North West 2 was an English Rugby Union league which was at the eighth tier of the domestic competition and was available to teams in North West England.  Promoted teams moved up to North West 1 while relegated teams dropped to North West 3.  The division was abolished at the end of the 1999–00 season due to RFU restructuring with teams being transferred to their relevant regional leagues such as South Lancs/Cheshire 1 or North Lancs/Cumbria.

Original teams
When league rugby began in 1987 this division contained the following teams:

Burnage
Cockermouth
Heaton Moor
Leigh
Macclesfield
Newton-le-Willows
Penrith
Sandbach
Sedgley Park
Warrington
Workington

North West 2 Honours

North West 2 (1987–1993)

The original North West 2 was a tier 8 league with promotion up to North West 1 and relegation down to either North-West East/North 1 or North-West West 1.

North West 2 (1993–1996)

The creation of National 5 North for the 1993–94 season meant that North West 2 dropped from being a tier 8 league to a tier 9 league for the years that National 5 North was active.

North West 2 (1996–2000)

→ TASK TO CARRY OUT
Reproduce the North West 2 rugby league text in full, word for word. The lines that follow come from a separate source.

→ DATA RECORDS
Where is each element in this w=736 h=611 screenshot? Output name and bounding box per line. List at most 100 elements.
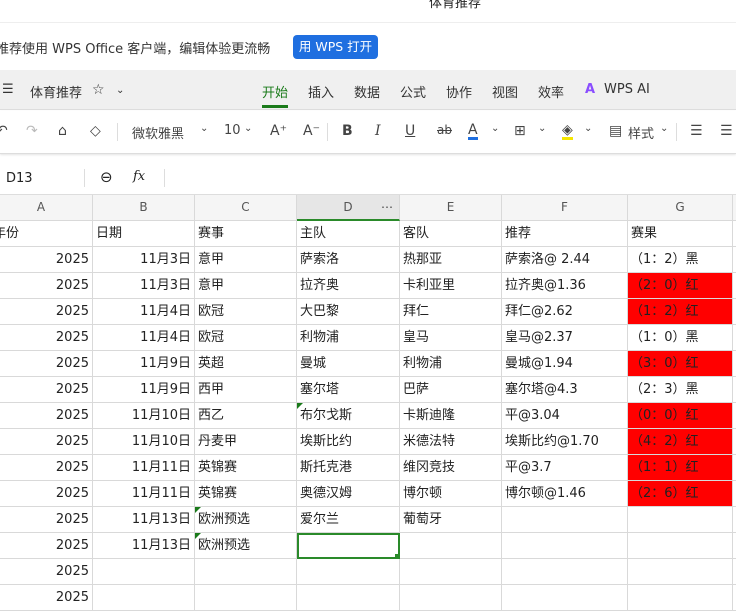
tab-start[interactable]: 开始: [262, 82, 288, 101]
strikethrough-button[interactable]: ab: [437, 123, 452, 137]
table-cell[interactable]: 2025: [0, 507, 93, 533]
border-icon[interactable]: ⊞: [514, 123, 526, 139]
cell-reference-box[interactable]: D13: [6, 171, 33, 186]
table-cell[interactable]: 11月13日: [93, 507, 195, 533]
chevron-down-icon[interactable]: ⌄: [491, 123, 499, 134]
table-cell[interactable]: 2025: [0, 429, 93, 455]
table-cell[interactable]: [93, 585, 195, 611]
chevron-down-icon[interactable]: ⌄: [200, 123, 208, 134]
table-cell[interactable]: 博尔顿@1.46: [502, 481, 628, 507]
table-cell[interactable]: [628, 507, 733, 533]
fill-color-icon[interactable]: ◈: [562, 123, 573, 140]
table-cell[interactable]: 曼城@1.94: [502, 351, 628, 377]
table-cell[interactable]: 2025: [0, 299, 93, 325]
table-cell[interactable]: 埃斯比约@1.70: [502, 429, 628, 455]
tab-data[interactable]: 数据: [354, 82, 380, 101]
table-cell[interactable]: 2025: [0, 533, 93, 559]
table-cell[interactable]: [502, 559, 628, 585]
table-cell[interactable]: [628, 585, 733, 611]
table-cell[interactable]: 拜仁: [400, 299, 502, 325]
table-cell[interactable]: 爱尔兰: [297, 507, 400, 533]
table-cell[interactable]: 卡利亚里: [400, 273, 502, 299]
table-cell[interactable]: 11月10日: [93, 403, 195, 429]
decrease-font-icon[interactable]: A⁻: [303, 123, 320, 139]
header-cell[interactable]: 赛果: [628, 221, 733, 247]
table-cell[interactable]: 拉齐奥: [297, 273, 400, 299]
tab-wps-ai[interactable]: WPS AI: [604, 82, 650, 97]
table-cell[interactable]: 埃斯比约: [297, 429, 400, 455]
column-header[interactable]: G: [628, 195, 733, 221]
table-cell[interactable]: [628, 533, 733, 559]
table-cell[interactable]: 2025: [0, 351, 93, 377]
align-center-icon[interactable]: ☰: [720, 123, 733, 139]
table-cell[interactable]: 丹麦甲: [195, 429, 297, 455]
table-cell[interactable]: [195, 585, 297, 611]
table-cell[interactable]: 利物浦: [400, 351, 502, 377]
italic-button[interactable]: I: [375, 123, 381, 139]
table-cell[interactable]: 萨索洛@ 2.44: [502, 247, 628, 273]
table-cell[interactable]: 11月9日: [93, 377, 195, 403]
table-cell[interactable]: （2：0）红: [628, 273, 733, 299]
table-cell[interactable]: 塞尔塔@4.3: [502, 377, 628, 403]
table-cell[interactable]: [400, 533, 502, 559]
table-cell[interactable]: 西乙: [195, 403, 297, 429]
table-cell[interactable]: （1：1）红: [628, 455, 733, 481]
font-color-icon[interactable]: A: [468, 123, 478, 140]
table-cell[interactable]: 欧洲预选: [195, 533, 297, 559]
table-cell[interactable]: 欧冠: [195, 325, 297, 351]
header-cell[interactable]: 客队: [400, 221, 502, 247]
eraser-icon[interactable]: ◇: [90, 123, 101, 139]
column-header[interactable]: F: [502, 195, 628, 221]
header-cell[interactable]: 年份: [0, 221, 93, 247]
table-cell[interactable]: 维冈竞技: [400, 455, 502, 481]
column-header[interactable]: C: [195, 195, 297, 221]
table-cell[interactable]: 2025: [0, 247, 93, 273]
align-left-icon[interactable]: ☰: [690, 123, 703, 139]
table-cell[interactable]: 2025: [0, 455, 93, 481]
chevron-down-icon[interactable]: ⌄: [660, 123, 668, 134]
header-cell[interactable]: 日期: [93, 221, 195, 247]
tab-collab[interactable]: 协作: [446, 82, 472, 101]
header-cell[interactable]: 主队: [297, 221, 400, 247]
column-header[interactable]: E: [400, 195, 502, 221]
tab-efficiency[interactable]: 效率: [538, 82, 564, 101]
table-cell[interactable]: [400, 559, 502, 585]
table-cell[interactable]: 平@3.7: [502, 455, 628, 481]
table-cell[interactable]: 皇马: [400, 325, 502, 351]
table-cell[interactable]: [502, 507, 628, 533]
table-cell[interactable]: 11月11日: [93, 455, 195, 481]
table-cell[interactable]: 西甲: [195, 377, 297, 403]
table-cell[interactable]: 11月4日: [93, 299, 195, 325]
zoom-search-icon[interactable]: ⊖: [100, 168, 113, 186]
table-cell[interactable]: [297, 559, 400, 585]
table-cell[interactable]: 11月11日: [93, 481, 195, 507]
table-cell[interactable]: 2025: [0, 403, 93, 429]
table-cell[interactable]: 11月9日: [93, 351, 195, 377]
table-cell[interactable]: 奥德汉姆: [297, 481, 400, 507]
table-cell[interactable]: [195, 559, 297, 585]
table-cell[interactable]: [502, 585, 628, 611]
underline-button[interactable]: U: [405, 123, 415, 139]
table-cell[interactable]: 11月13日: [93, 533, 195, 559]
table-cell[interactable]: 葡萄牙: [400, 507, 502, 533]
table-cell[interactable]: 英超: [195, 351, 297, 377]
column-header[interactable]: A: [0, 195, 93, 221]
table-cell[interactable]: 11月10日: [93, 429, 195, 455]
table-cell[interactable]: 2025: [0, 585, 93, 611]
table-cell[interactable]: （1：0）黑: [628, 325, 733, 351]
table-cell[interactable]: 2025: [0, 559, 93, 585]
table-cell[interactable]: 博尔顿: [400, 481, 502, 507]
table-cell[interactable]: 11月4日: [93, 325, 195, 351]
column-header[interactable]: D ⋯: [297, 195, 400, 221]
table-cell[interactable]: （0：0）红: [628, 403, 733, 429]
table-cell[interactable]: 萨索洛: [297, 247, 400, 273]
table-cell[interactable]: 斯托克港: [297, 455, 400, 481]
undo-icon[interactable]: ↶: [0, 123, 8, 139]
format-painter-icon[interactable]: ⌂: [58, 123, 67, 139]
table-cell[interactable]: 拜仁@2.62: [502, 299, 628, 325]
table-cell[interactable]: [297, 585, 400, 611]
selected-cell[interactable]: [297, 533, 400, 559]
table-cell[interactable]: 2025: [0, 377, 93, 403]
header-cell[interactable]: 推荐: [502, 221, 628, 247]
bold-button[interactable]: B: [342, 123, 353, 139]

→ TASK OUTPUT
North West 2 was an English Rugby Union league which was at the eighth tier of the domestic competition and was available to teams in North West England.  Promoted teams moved up to North West 1 while relegated teams dropped to North West 3.  The division was abolished at the end of the 1999–00 season due to RFU restructuring with teams being transferred to their relevant regional leagues such as South Lancs/Cheshire 1 or North Lancs/Cumbria.

Original teams
When league rugby began in 1987 this division contained the following teams:

Burnage
Cockermouth
Heaton Moor
Leigh
Macclesfield
Newton-le-Willows
Penrith
Sandbach
Sedgley Park
Warrington
Workington

North West 2 Honours

North West 2 (1987–1993)

The original North West 2 was a tier 8 league with promotion up to North West 1 and relegation down to either North-West East/North 1 or North-West West 1.

North West 2 (1993–1996)

The creation of National 5 North for the 1993–94 season meant that North West 2 dropped from being a tier 8 league to a tier 9 league for the years that National 5 North was active.

North West 2 (1996–2000)